> SOURCE PASSAGE
========

She joined the board of satellite startup Iceye in December 2025 after General Catalyst led a 200 million euros funding round for the company.

=== Political activities ===

In the lead-up to the 2025 German federal election, the Manager Magazin reported that zu Fürstenberg and other prominent entrepreneurs such as Christian Miele, Helsing CEO Gundbert Scherf, Ludwig Ensthaler (previously at Rocket Internet) and Alexander Kudlich (co-founder of 468 Capital) focused on expanding their influence among CDU campaigners. One of their successes was pushing through the establishment of the Digital Ministry.

Zu Fürstenberg is a member of the Rhine Group, a forum chaired by former ECB President Mario Draghi and Stripe CEO Patrick Collison and aiming at helping "translate the recommendations contained in Draghi's 2024 report, The Future of European Competitiveness (aka the Draghi report), into reforms."

Zu Fürstenberg is known as a core member of the Munich Security Conference (MSC)'s Tech Strategy Initiative (TSI). She is also a member of the IfW Kiel's Board of Trustees. On March 2025, the Kiel Institute published the Sparta Paper ("Strategic Protection and Advanced Resilience Technology Alliance", followed by the Sparta 2.0 paper on May 2026, both of which she was a co-author) which presents a strategic framework to achieve European defense technology autonomy and significantly reduce dependence on the U.S within a time frame of 10 years.

She was a participant in the 2026 Bilderberg Conference.

=== Reputation and awards ===

Zu Fürstenberg is known to have strong networking skills but also able to sever connections for the sake of her plans. According to Manager Magazin, she builds connections between established business families and young startup teams, maintains relationships with high profile investors both in Silicon Valley and Europe, and is known to have contacts in the German Federal Chanceller and the Élysée Palace.

In a paper named "Neue Waffen, neues Geld? 'Defence-Startups' in der BRD" published by the Informationsstelle Militarisierung (a peace-advocating association), Franz Enders mentions the role of zu Fürstenberg as an advocator for New Defence and states that the push for innovation might also come with the concerning trend of "fusion of the high-tech industry, the war economy, and venture capital".

========

> GIVEN ENTRIES
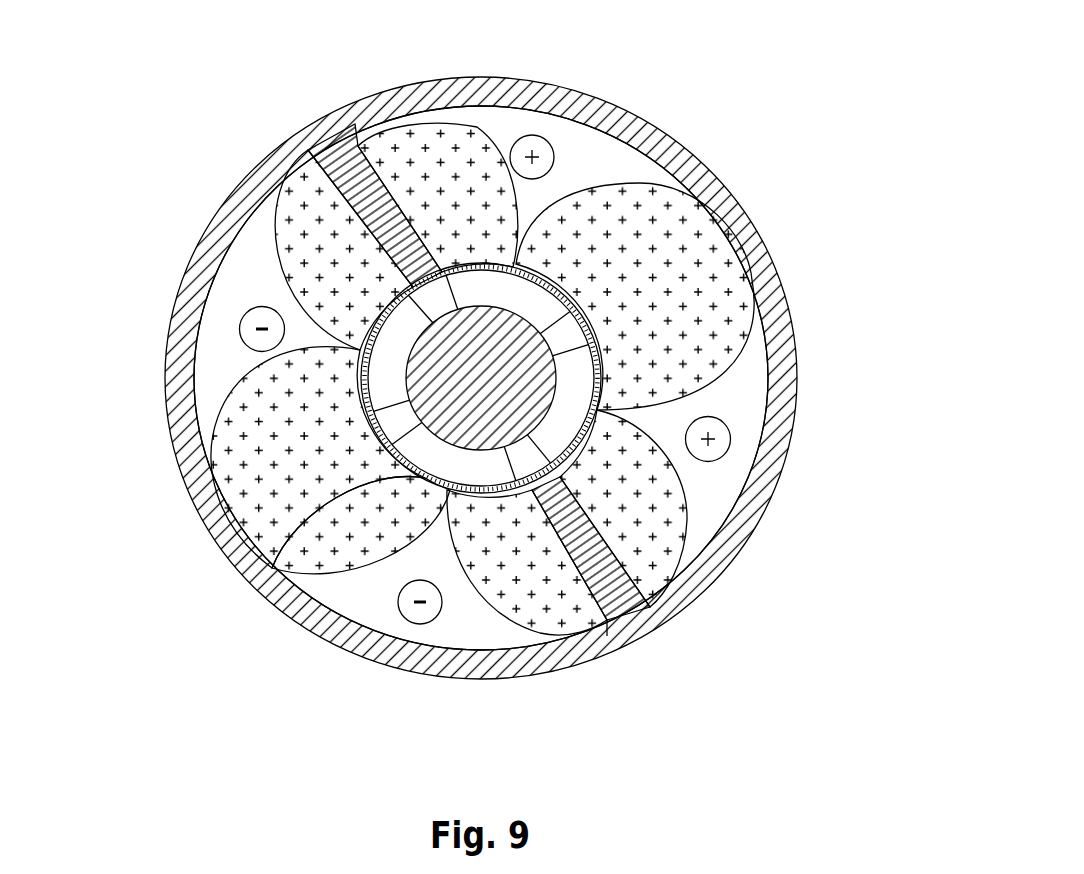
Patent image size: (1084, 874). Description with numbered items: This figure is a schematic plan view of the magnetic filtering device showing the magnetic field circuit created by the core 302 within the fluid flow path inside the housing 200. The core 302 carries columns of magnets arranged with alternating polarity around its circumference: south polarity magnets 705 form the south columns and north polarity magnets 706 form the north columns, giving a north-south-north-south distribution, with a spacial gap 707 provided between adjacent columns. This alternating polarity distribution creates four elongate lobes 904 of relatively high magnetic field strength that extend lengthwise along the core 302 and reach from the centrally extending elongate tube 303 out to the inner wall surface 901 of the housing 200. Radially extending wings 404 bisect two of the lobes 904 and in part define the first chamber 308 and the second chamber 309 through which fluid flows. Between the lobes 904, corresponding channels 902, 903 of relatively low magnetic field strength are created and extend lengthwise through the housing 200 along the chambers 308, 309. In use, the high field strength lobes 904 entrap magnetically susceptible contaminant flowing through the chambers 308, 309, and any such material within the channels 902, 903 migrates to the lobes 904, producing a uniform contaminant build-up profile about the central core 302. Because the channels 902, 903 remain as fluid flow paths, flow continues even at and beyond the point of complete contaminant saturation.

The housing 200 is at (458, 93).
The core 302 is at (598, 325).
The elongate tube 303 is at (274, 566).
The first chamber 308 is at (222, 365).
The second chamber 309 is at (703, 517).
The wings 404 is at (343, 147).
The south polarity magnets 705 is at (497, 467).
The north polarity magnets 706 is at (557, 428).
The spacial gap 707 is at (568, 330).
The inner wall surface 901 is at (600, 133).
The low magnetic field strength channel 902 is at (250, 307).
The low magnetic field strength channel 903 is at (532, 135).
The lobes 904 is at (697, 235).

========

> TASK GOAL
Retype, word for word, the part of the zu Fürstenberg passage that begins with the words containing "Zu Fürstenberg is a" and ends with "of 10 years.".

> PROBLEM SOLUTION
Zu Fürstenberg is a member of the Rhine Group, a forum chaired by former ECB President Mario Draghi and Stripe CEO Patrick Collison and aiming at helping "translate the recommendations contained in Draghi's 2024 report, The Future of European Competitiveness (aka the Draghi report), into reforms."

Zu Fürstenberg is known as a core member of the Munich Security Conference (MSC)'s Tech Strategy Initiative (TSI). She is also a member of the IfW Kiel's Board of Trustees. On March 2025, the Kiel Institute published the Sparta Paper ("Strategic Protection and Advanced Resilience Technology Alliance", followed by the Sparta 2.0 paper on May 2026, both of which she was a co-author) which presents a strategic framework to achieve European defense technology autonomy and significantly reduce dependence on the U.S within a time frame of 10 years.